Collected data:
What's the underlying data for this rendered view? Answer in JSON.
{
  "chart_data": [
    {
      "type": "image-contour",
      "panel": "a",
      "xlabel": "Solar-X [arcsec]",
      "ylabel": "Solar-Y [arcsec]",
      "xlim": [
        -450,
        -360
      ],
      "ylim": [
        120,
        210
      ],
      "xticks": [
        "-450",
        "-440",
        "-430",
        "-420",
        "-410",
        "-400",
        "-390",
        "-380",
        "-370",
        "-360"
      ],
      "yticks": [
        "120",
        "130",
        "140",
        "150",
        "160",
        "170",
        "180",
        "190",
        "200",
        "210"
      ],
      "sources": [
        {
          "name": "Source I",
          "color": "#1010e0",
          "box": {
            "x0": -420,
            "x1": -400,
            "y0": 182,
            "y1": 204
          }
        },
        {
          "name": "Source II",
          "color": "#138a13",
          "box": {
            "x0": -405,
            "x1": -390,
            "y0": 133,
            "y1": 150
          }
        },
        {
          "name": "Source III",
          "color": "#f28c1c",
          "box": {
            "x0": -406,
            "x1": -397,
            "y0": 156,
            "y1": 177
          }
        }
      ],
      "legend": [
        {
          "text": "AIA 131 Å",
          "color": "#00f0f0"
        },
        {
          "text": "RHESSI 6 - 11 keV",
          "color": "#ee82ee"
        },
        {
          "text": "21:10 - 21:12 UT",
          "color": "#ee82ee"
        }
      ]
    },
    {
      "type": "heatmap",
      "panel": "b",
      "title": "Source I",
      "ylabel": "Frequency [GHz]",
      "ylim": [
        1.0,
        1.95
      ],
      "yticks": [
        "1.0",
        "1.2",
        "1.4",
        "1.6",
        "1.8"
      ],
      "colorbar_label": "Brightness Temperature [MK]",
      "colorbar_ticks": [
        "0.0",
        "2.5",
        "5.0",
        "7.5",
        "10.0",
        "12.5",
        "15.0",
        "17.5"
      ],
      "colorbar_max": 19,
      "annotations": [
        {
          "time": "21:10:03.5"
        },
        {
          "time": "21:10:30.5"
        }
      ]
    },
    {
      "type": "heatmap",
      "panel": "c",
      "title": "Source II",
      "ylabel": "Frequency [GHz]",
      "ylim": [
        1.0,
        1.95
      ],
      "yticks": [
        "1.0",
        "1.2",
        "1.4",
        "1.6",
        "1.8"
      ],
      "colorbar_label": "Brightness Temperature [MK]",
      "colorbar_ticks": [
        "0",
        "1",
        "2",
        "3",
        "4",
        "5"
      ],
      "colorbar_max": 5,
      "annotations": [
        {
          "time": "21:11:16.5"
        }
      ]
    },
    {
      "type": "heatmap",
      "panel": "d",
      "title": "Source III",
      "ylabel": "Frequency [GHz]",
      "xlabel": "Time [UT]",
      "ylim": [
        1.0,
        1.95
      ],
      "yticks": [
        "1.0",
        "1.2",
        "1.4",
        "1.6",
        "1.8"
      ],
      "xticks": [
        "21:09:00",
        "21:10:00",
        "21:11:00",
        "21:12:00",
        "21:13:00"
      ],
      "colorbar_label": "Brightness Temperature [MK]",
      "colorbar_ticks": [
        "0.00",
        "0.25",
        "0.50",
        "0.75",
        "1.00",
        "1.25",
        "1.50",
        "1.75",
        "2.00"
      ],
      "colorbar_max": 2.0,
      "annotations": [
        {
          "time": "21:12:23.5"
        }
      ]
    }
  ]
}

- _Exercise goal_
Which lines contain the word "title"? Return each of them.

- _Solution to the exercise_
      "title": "Source I",
      "title": "Source II",
      "title": "Source III",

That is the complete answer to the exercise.